Objective: Quote the whole listing exactly. Leave the pictures out of your copy.

[START]

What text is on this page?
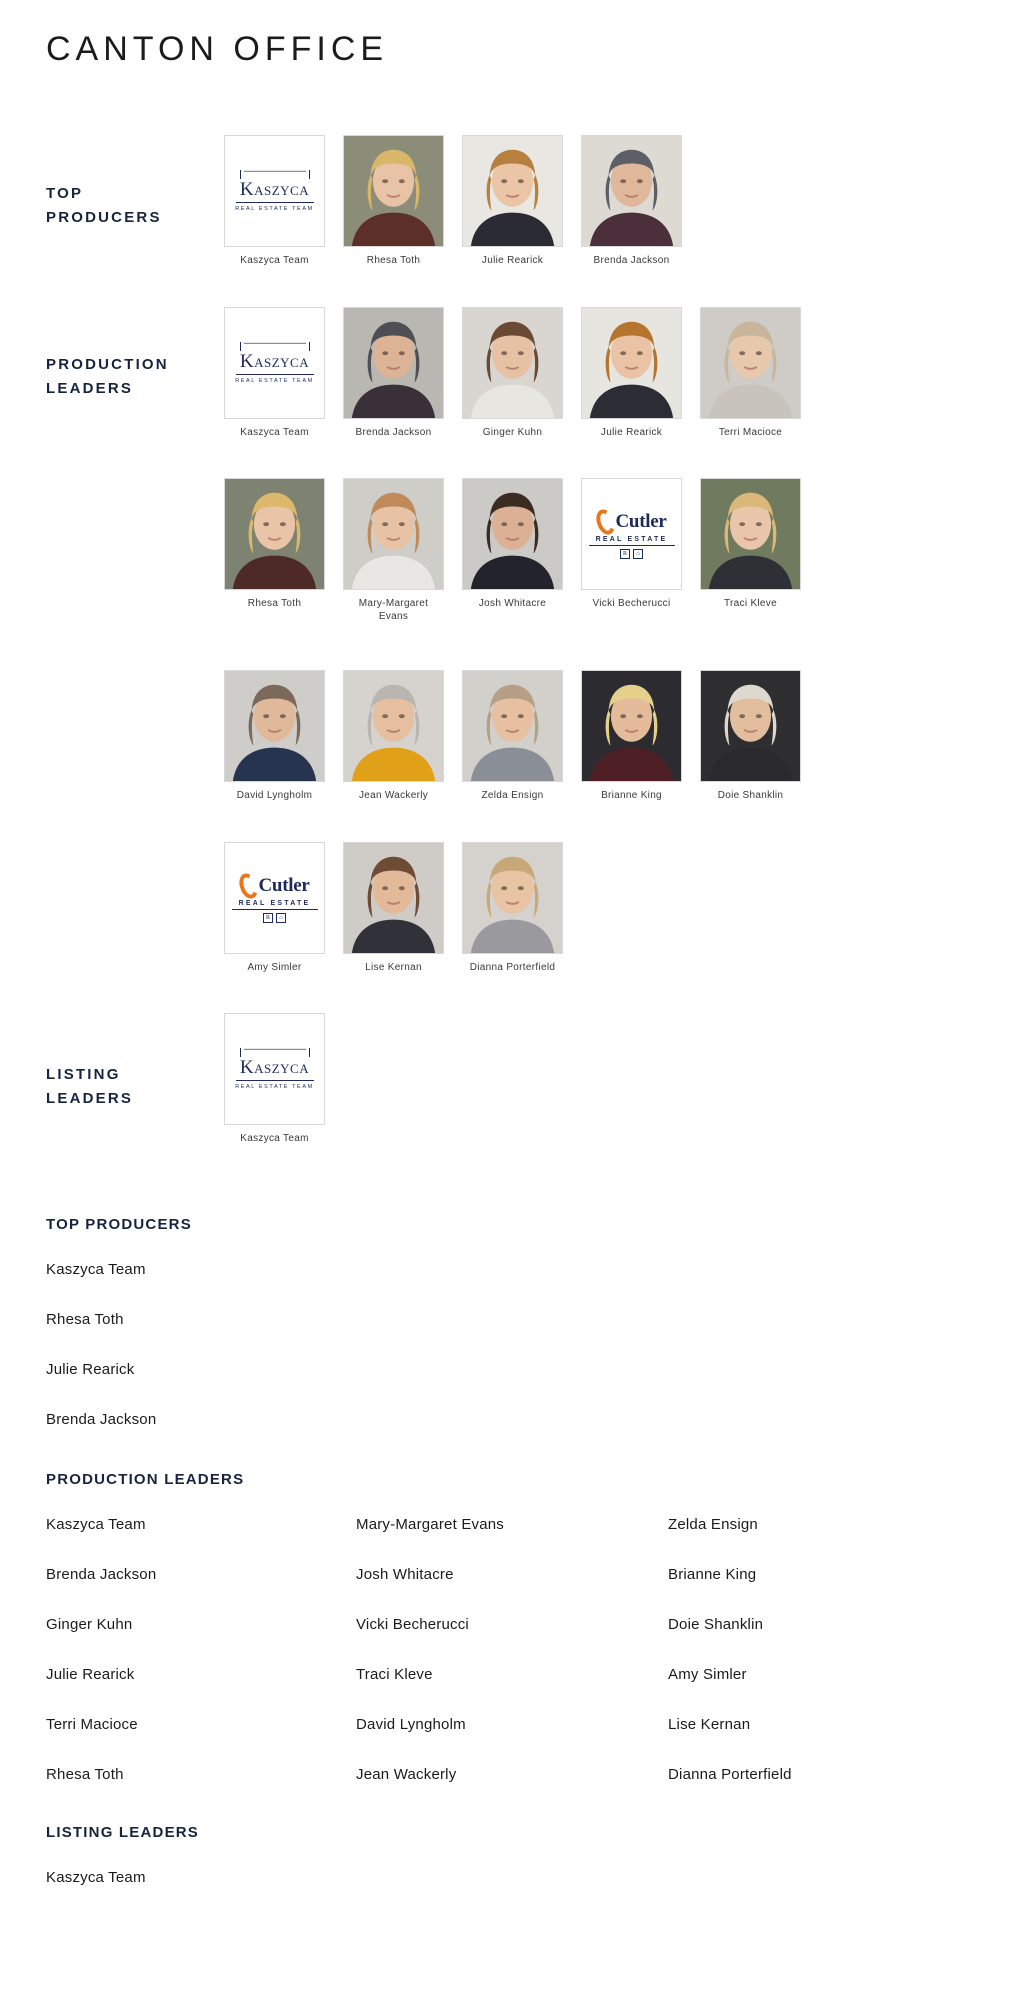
CANTON OFFICE
TOP
PRODUCERS
PRODUCTION
LEADERS
LISTING
LEADERS
Kaszyca
REAL ESTATE TEAM
Kaszyca Team	Rhesa Toth	Julie Rearick	Brenda Jackson
Kaszyca
REAL ESTATE TEAM
Kaszyca Team	Brenda Jackson	Ginger Kuhn	Julie Rearick	Terri Macioce
Rhesa Toth	Mary-Margaret Evans
Josh Whitacre
Cutler
REAL ESTATE
R	⌂
Vicki Becherucci	Traci Kleve
David Lyngholm	Jean Wackerly	Zelda Ensign	Brianne King	Doie Shanklin
Cutler
REAL ESTATE
R	⌂
Amy Simler	Lise Kernan	Dianna Porterfield
Kaszyca
REAL ESTATE TEAM
Kaszyca Team
TOP PRODUCERS
Kaszyca Team
Rhesa Toth
Julie Rearick
Brenda Jackson
PRODUCTION LEADERS
Kaszyca Team
Brenda Jackson
Ginger Kuhn
Julie Rearick
Terri Macioce
Rhesa Toth
Mary-Margaret Evans
Josh Whitacre
Vicki Becherucci
Traci Kleve
David Lyngholm
Jean Wackerly
Zelda Ensign
Brianne King
Doie Shanklin
Amy Simler
Lise Kernan
Dianna Porterfield
LISTING LEADERS
Kaszyca Team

[END]

Response:
What text is on this page?
CANTON OFFICE
TOP
PRODUCERS
PRODUCTION
LEADERS
LISTING
LEADERS
Kaszyca
REAL ESTATE TEAM
Kaszyca Team	Rhesa Toth	Julie Rearick	Brenda Jackson
Kaszyca
REAL ESTATE TEAM
Kaszyca Team	Brenda Jackson	Ginger Kuhn	Julie Rearick	Terri Macioce
Rhesa Toth	Mary-Margaret Evans
Josh Whitacre
Cutler
REAL ESTATE
R	⌂
Vicki Becherucci	Traci Kleve
David Lyngholm	Jean Wackerly	Zelda Ensign	Brianne King	Doie Shanklin
Cutler
REAL ESTATE
R	⌂
Amy Simler	Lise Kernan	Dianna Porterfield
Kaszyca
REAL ESTATE TEAM
Kaszyca Team
TOP PRODUCERS
Kaszyca Team
Rhesa Toth
Julie Rearick
Brenda Jackson
PRODUCTION LEADERS
Kaszyca Team
Brenda Jackson
Ginger Kuhn
Julie Rearick
Terri Macioce
Rhesa Toth
Mary-Margaret Evans
Josh Whitacre
Vicki Becherucci
Traci Kleve
David Lyngholm
Jean Wackerly
Zelda Ensign
Brianne King
Doie Shanklin
Amy Simler
Lise Kernan
Dianna Porterfield
LISTING LEADERS
Kaszyca Team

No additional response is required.